(Collected data)
________

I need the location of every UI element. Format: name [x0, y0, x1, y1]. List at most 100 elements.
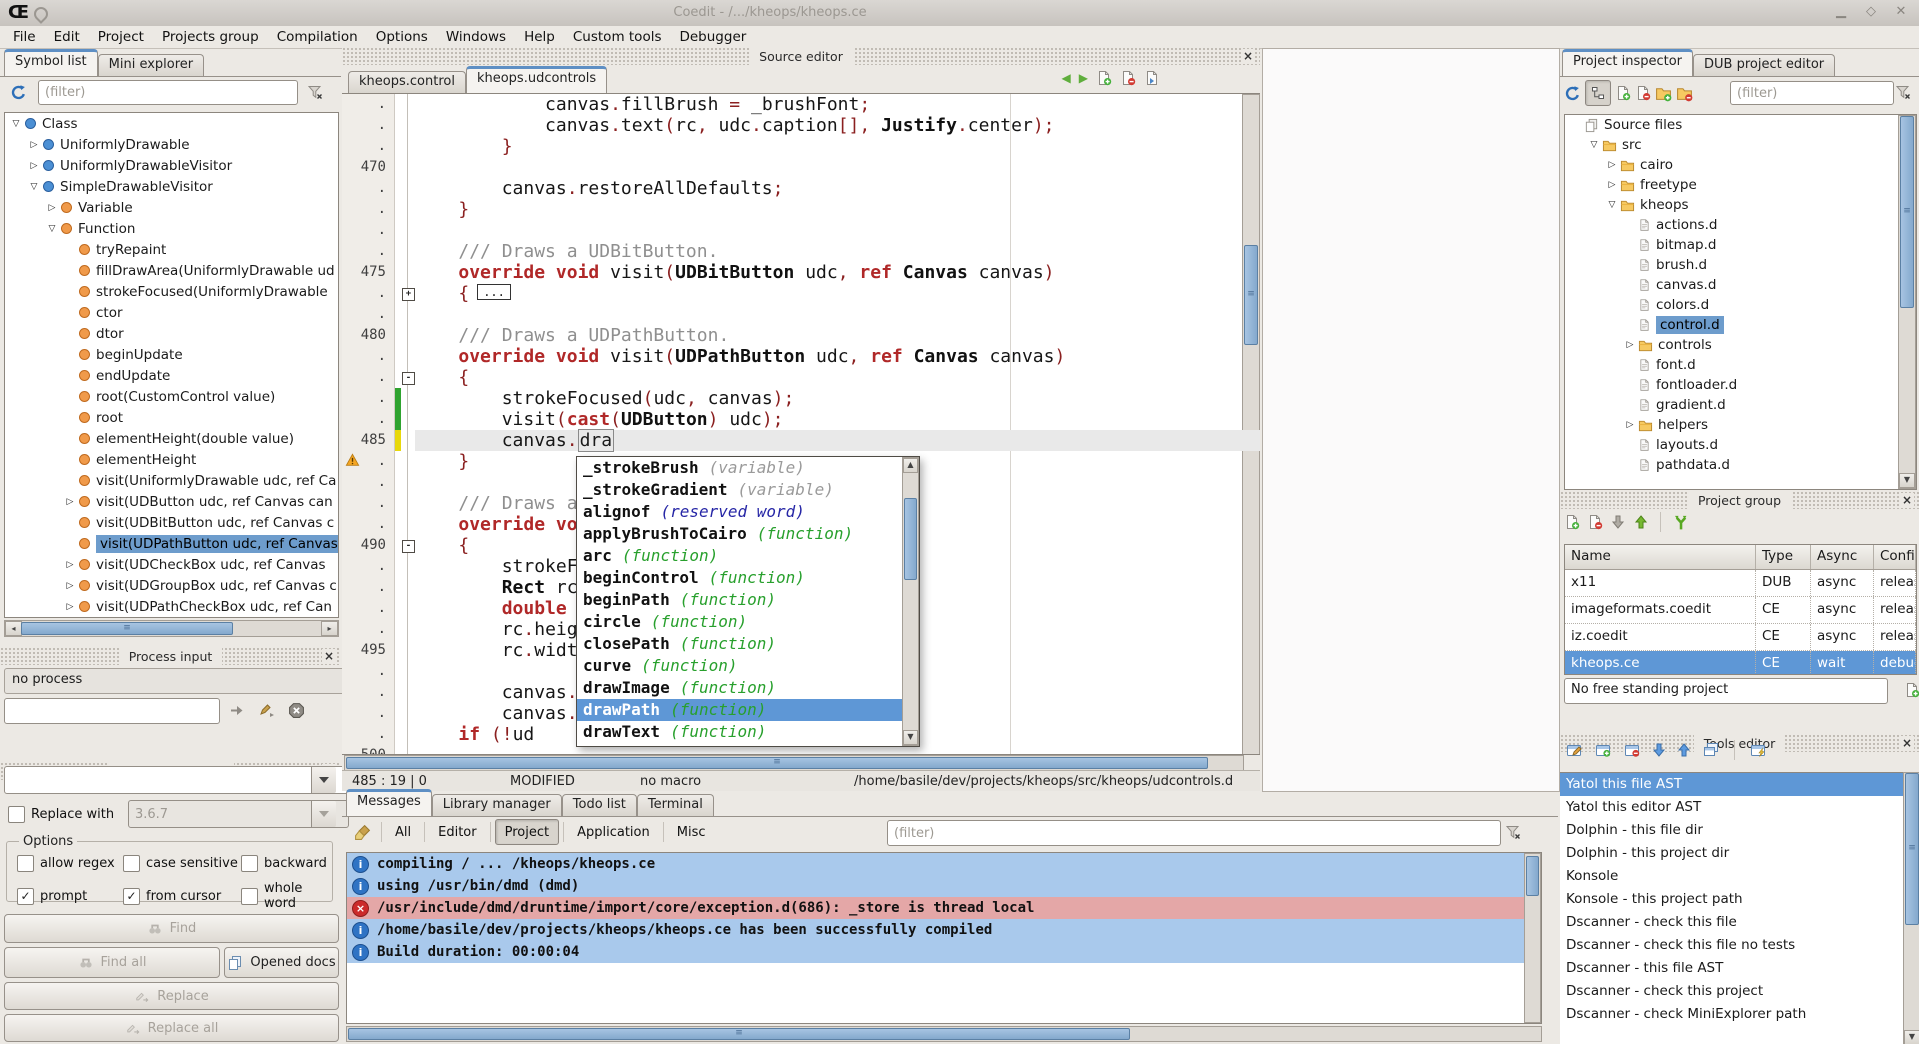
file-tree-item[interactable]: ▷helpers [1565, 415, 1900, 435]
previous-tab-icon[interactable]: ◀ [1062, 71, 1071, 85]
messages-tab-library-manager[interactable]: Library manager [432, 794, 562, 816]
file-tree-item[interactable]: layouts.d [1565, 435, 1900, 455]
fold-toggle-icon[interactable]: - [402, 372, 415, 385]
scrollbar-thumb[interactable]: ≡ [348, 1028, 1130, 1040]
fold-margin[interactable] [401, 94, 415, 115]
completion-item[interactable]: curve(function) [577, 655, 904, 677]
messages-tab-todo-list[interactable]: Todo list [562, 794, 637, 816]
tool-item[interactable]: Yatol this file AST [1560, 773, 1903, 796]
menu-options[interactable]: Options [367, 27, 437, 47]
new-document-icon[interactable] [1096, 70, 1112, 86]
tool-item[interactable]: Dolphin - this project dir [1560, 842, 1903, 865]
move-down-icon[interactable] [1610, 514, 1626, 530]
scroll-down-icon[interactable]: ▼ [1904, 1030, 1919, 1044]
fold-margin[interactable] [401, 640, 415, 661]
gutter-line-number[interactable]: . [342, 598, 395, 619]
file-tree-item[interactable]: actions.d [1565, 215, 1900, 235]
file-tree-item[interactable]: brush.d [1565, 255, 1900, 275]
fold-margin[interactable] [401, 619, 415, 640]
edit-tool-icon[interactable] [1564, 742, 1584, 758]
expander-icon[interactable]: ▷ [63, 560, 77, 570]
file-tree-item[interactable]: ▷controls [1565, 335, 1900, 355]
symbol-tree-item[interactable]: visit(UniformlyDrawable udc, ref Ca [5, 470, 338, 491]
file-tree-item[interactable]: pathdata.d [1565, 455, 1900, 475]
replace-all-button[interactable]: Replace all [4, 1014, 339, 1042]
remove-tool-icon[interactable] [1622, 742, 1642, 758]
completion-item[interactable]: drawText(function) [577, 721, 904, 743]
gutter-line-number[interactable]: . [342, 115, 395, 136]
tools-vscrollbar[interactable]: ≡ ▼ [1903, 772, 1919, 1044]
fold-margin[interactable] [401, 241, 415, 262]
gutter-line-number[interactable]: . [342, 283, 395, 304]
option-allow-regex[interactable]: allow regex [17, 855, 123, 872]
close-panel-icon[interactable]: × [1900, 493, 1914, 507]
file-tree-item[interactable]: fontloader.d [1565, 375, 1900, 395]
messages-vscrollbar[interactable] [1524, 853, 1541, 1023]
symbol-tree-item[interactable]: beginUpdate [5, 344, 338, 365]
gutter-line-number[interactable]: 500 [342, 745, 395, 755]
symbol-tree-item[interactable]: ▷visit(UDCheckBox udc, ref Canvas [5, 554, 338, 575]
symbol-tree-item[interactable]: ▷UniformlyDrawableVisitor [5, 155, 338, 176]
scroll-left-icon[interactable]: ◂ [5, 621, 22, 636]
expander-icon[interactable]: ▽ [1605, 200, 1619, 210]
close-document-icon[interactable] [1120, 70, 1136, 86]
fold-margin[interactable] [401, 178, 415, 199]
left-tab-mini-explorer[interactable]: Mini explorer [98, 54, 205, 76]
gutter-line-number[interactable]: . [342, 661, 395, 682]
menu-custom-tools[interactable]: Custom tools [564, 27, 671, 47]
symbol-tree-item[interactable]: tryRepaint [5, 239, 338, 260]
completion-item[interactable]: drawPath(function) [577, 699, 904, 721]
scrollbar-thumb[interactable]: ≡ [346, 757, 1208, 769]
process-input-field[interactable] [4, 698, 220, 724]
tool-item[interactable]: Yatol this editor AST [1560, 796, 1903, 819]
symbol-tree-item[interactable]: ▽SimpleDrawableVisitor [5, 176, 338, 197]
symbol-tree-item[interactable]: root(CustomControl value) [5, 386, 338, 407]
gutter-line-number[interactable]: . [342, 682, 395, 703]
right-tab-project-inspector[interactable]: Project inspector [1562, 49, 1693, 76]
minimize-button[interactable]: ▁ [1833, 4, 1849, 19]
gutter-line-number[interactable]: 480 [342, 325, 395, 346]
filter-editor[interactable]: Editor [429, 820, 485, 844]
code-line[interactable]: 485 canvas.dra [342, 430, 1260, 451]
symbol-tree-item[interactable]: root [5, 407, 338, 428]
gutter-line-number[interactable]: . [342, 703, 395, 724]
close-panel-icon[interactable]: × [1241, 49, 1255, 63]
fold-margin[interactable] [401, 304, 415, 325]
symbol-tree-hscrollbar[interactable]: ◂ ▸ ≡ [4, 620, 339, 637]
fold-margin[interactable] [401, 598, 415, 619]
menu-file[interactable]: File [4, 27, 45, 47]
expander-icon[interactable]: ▽ [45, 224, 59, 234]
fold-margin[interactable] [401, 157, 415, 178]
gutter-line-number[interactable]: . [342, 136, 395, 157]
menu-windows[interactable]: Windows [437, 27, 515, 47]
gutter-line-number[interactable]: . [342, 619, 395, 640]
project-row[interactable]: x11DUBasyncrelease - library [1565, 570, 1916, 597]
fold-margin[interactable] [401, 325, 415, 346]
code-line[interactable]: . [342, 220, 1260, 241]
project-row[interactable]: kheops.ceCEwaitdebug [1565, 651, 1916, 675]
clear-messages-icon[interactable] [354, 824, 371, 841]
menu-help[interactable]: Help [515, 27, 564, 47]
symbol-tree-item[interactable]: ▽Class [5, 113, 338, 134]
next-tab-icon[interactable]: ▶ [1079, 71, 1088, 85]
project-row[interactable]: iz.coeditCEasyncrelease [1565, 624, 1916, 651]
move-tool-down-icon[interactable] [1651, 742, 1667, 758]
move-tool-up-icon[interactable] [1676, 742, 1692, 758]
add-file-icon[interactable] [1615, 85, 1631, 101]
expander-icon[interactable]: ▽ [9, 119, 23, 129]
tool-item[interactable]: Dolphin - this file dir [1560, 819, 1903, 842]
kill-process-icon[interactable] [288, 702, 305, 719]
replace-with-checkbox[interactable]: Replace with [8, 806, 114, 823]
editor-tab-kheops-control[interactable]: kheops.control [348, 71, 466, 93]
gutter-line-number[interactable]: . [342, 94, 395, 115]
move-up-icon[interactable] [1633, 514, 1649, 530]
file-tree-item[interactable]: ▷cairo [1565, 155, 1900, 175]
fold-margin[interactable] [401, 661, 415, 682]
clear-filter-icon[interactable] [306, 84, 324, 100]
send-input-icon[interactable] [228, 702, 246, 718]
right-tab-dub-project-editor[interactable]: DUB project editor [1693, 54, 1835, 76]
symbols-refresh-button[interactable] [5, 79, 31, 105]
completion-item[interactable]: circle(function) [577, 611, 904, 633]
completion-item[interactable]: beginControl(function) [577, 567, 904, 589]
fold-margin[interactable]: - [401, 367, 415, 388]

________

> _Instruction_
Transcribe every line of the records above verbatim, omitting the picture.

> _Written solution_
I need the location of every UI element. Format: name [x0, y0, x1, y1]. List at most 100 elements.
file-tree-item[interactable]: ▷helpers [1565, 415, 1900, 435]
previous-tab-icon[interactable]: ◀ [1062, 71, 1071, 85]
messages-tab-library-manager[interactable]: Library manager [432, 794, 562, 816]
file-tree-item[interactable]: layouts.d [1565, 435, 1900, 455]
fold-toggle-icon[interactable]: - [402, 372, 415, 385]
scrollbar-thumb[interactable]: ≡ [348, 1028, 1130, 1040]
fold-margin[interactable] [401, 94, 415, 115]
completion-item[interactable]: curve(function) [577, 655, 904, 677]
messages-tab-todo-list[interactable]: Todo list [562, 794, 637, 816]
tool-item[interactable]: Yatol this file AST [1560, 773, 1903, 796]
menu-options[interactable]: Options [367, 27, 437, 47]
new-document-icon[interactable] [1096, 70, 1112, 86]
tool-item[interactable]: Dolphin - this project dir [1560, 842, 1903, 865]
move-down-icon[interactable] [1610, 514, 1626, 530]
scroll-down-icon[interactable]: ▼ [1904, 1030, 1919, 1044]
fold-margin[interactable] [401, 640, 415, 661]
gutter-line-number[interactable]: . [342, 598, 395, 619]
file-tree-item[interactable]: actions.d [1565, 215, 1900, 235]
file-tree-item[interactable]: brush.d [1565, 255, 1900, 275]
fold-margin[interactable] [401, 619, 415, 640]
edit-tool-icon[interactable] [1564, 742, 1584, 758]
expander-icon[interactable]: ▷ [63, 560, 77, 570]
file-tree-item[interactable]: ▷controls [1565, 335, 1900, 355]
symbol-tree-item[interactable]: visit(UniformlyDrawable udc, ref Ca [5, 470, 338, 491]
file-tree-item[interactable]: pathdata.d [1565, 455, 1900, 475]
replace-all-button[interactable]: Replace all [4, 1014, 339, 1042]
remove-tool-icon[interactable] [1622, 742, 1642, 758]
completion-item[interactable]: drawText(function) [577, 721, 904, 743]
gutter-line-number[interactable]: . [342, 115, 395, 136]
tools-vscrollbar[interactable]: ≡ ▼ [1903, 772, 1919, 1044]
fold-margin[interactable] [401, 241, 415, 262]
gutter-line-number[interactable]: . [342, 283, 395, 304]
option-allow-regex[interactable]: allow regex [17, 855, 123, 872]
close-panel-icon[interactable]: × [1900, 493, 1914, 507]
file-tree-item[interactable]: fontloader.d [1565, 375, 1900, 395]
messages-vscrollbar[interactable] [1524, 853, 1541, 1023]
symbol-tree-item[interactable]: beginUpdate [5, 344, 338, 365]
gutter-line-number[interactable]: 500 [342, 745, 395, 755]
symbol-tree-item[interactable]: ▷visit(UDCheckBox udc, ref Canvas [5, 554, 338, 575]
symbol-tree-item[interactable]: ▷UniformlyDrawableVisitor [5, 155, 338, 176]
scroll-left-icon[interactable]: ◂ [5, 621, 22, 636]
expander-icon[interactable]: ▽ [1605, 200, 1619, 210]
close-document-icon[interactable] [1120, 70, 1136, 86]
fold-margin[interactable] [401, 178, 415, 199]
left-tab-mini-explorer[interactable]: Mini explorer [98, 54, 205, 76]
gutter-line-number[interactable]: . [342, 661, 395, 682]
menu-custom-tools[interactable]: Custom tools [564, 27, 671, 47]
symbol-tree-item[interactable]: tryRepaint [5, 239, 338, 260]
completion-item[interactable]: drawPath(function) [577, 699, 904, 721]
scrollbar-thumb[interactable]: ≡ [346, 757, 1208, 769]
process-input-field[interactable] [4, 698, 220, 724]
tool-item[interactable]: Yatol this editor AST [1560, 796, 1903, 819]
symbol-tree-item[interactable]: ▽SimpleDrawableVisitor [5, 176, 338, 197]
symbol-tree-item[interactable]: root(CustomControl value) [5, 386, 338, 407]
gutter-line-number[interactable]: . [342, 682, 395, 703]
right-tab-project-inspector[interactable]: Project inspector [1562, 49, 1693, 76]
minimize-button[interactable]: ▁ [1833, 4, 1849, 19]
gutter-line-number[interactable]: 480 [342, 325, 395, 346]
filter-editor[interactable]: Editor [429, 820, 485, 844]
code-line[interactable]: 485 canvas.dra [342, 430, 1260, 451]
symbol-tree-item[interactable]: root [5, 407, 338, 428]
gutter-line-number[interactable]: . [342, 703, 395, 724]
close-panel-icon[interactable]: × [1241, 49, 1255, 63]
fold-margin[interactable] [401, 304, 415, 325]
symbol-tree-hscrollbar[interactable]: ◂ ▸ ≡ [4, 620, 339, 637]
fold-margin[interactable] [401, 598, 415, 619]
menu-file[interactable]: File [4, 27, 45, 47]
expander-icon[interactable]: ▽ [45, 224, 59, 234]
fold-margin[interactable] [401, 157, 415, 178]
gutter-line-number[interactable]: . [342, 136, 395, 157]
menu-windows[interactable]: Windows [437, 27, 515, 47]
gutter-line-number[interactable]: . [342, 619, 395, 640]
project-row[interactable]: x11DUBasyncrelease - library [1565, 570, 1916, 597]
fold-margin[interactable] [401, 325, 415, 346]
code-line[interactable]: . [342, 220, 1260, 241]
project-row[interactable]: kheops.ceCEwaitdebug [1565, 651, 1916, 675]
clear-messages-icon[interactable] [354, 824, 371, 841]
menu-help[interactable]: Help [515, 27, 564, 47]
symbol-tree-item[interactable]: ▽Class [5, 113, 338, 134]
next-tab-icon[interactable]: ▶ [1079, 71, 1088, 85]
project-row[interactable]: iz.coeditCEasyncrelease [1565, 624, 1916, 651]
move-tool-down-icon[interactable] [1651, 742, 1667, 758]
move-tool-up-icon[interactable] [1676, 742, 1692, 758]
add-file-icon[interactable] [1615, 85, 1631, 101]
expander-icon[interactable]: ▽ [9, 119, 23, 129]
tool-item[interactable]: Dolphin - this file dir [1560, 819, 1903, 842]
kill-process-icon[interactable] [288, 702, 305, 719]
replace-with-checkbox[interactable]: Replace with [8, 806, 114, 823]
editor-tab-kheops-control[interactable]: kheops.control [348, 71, 466, 93]
gutter-line-number[interactable]: . [342, 94, 395, 115]
move-up-icon[interactable] [1633, 514, 1649, 530]
file-tree-item[interactable]: ▷cairo [1565, 155, 1900, 175]
fold-margin[interactable] [401, 661, 415, 682]
clear-filter-icon[interactable] [306, 84, 324, 100]
send-input-icon[interactable] [228, 702, 246, 718]
right-tab-dub-project-editor[interactable]: DUB project editor [1693, 54, 1835, 76]
symbols-refresh-button[interactable] [5, 79, 31, 105]
completion-item[interactable]: circle(function) [577, 611, 904, 633]
completion-item[interactable]: beginControl(function) [577, 567, 904, 589]
fold-margin[interactable]: - [401, 367, 415, 388]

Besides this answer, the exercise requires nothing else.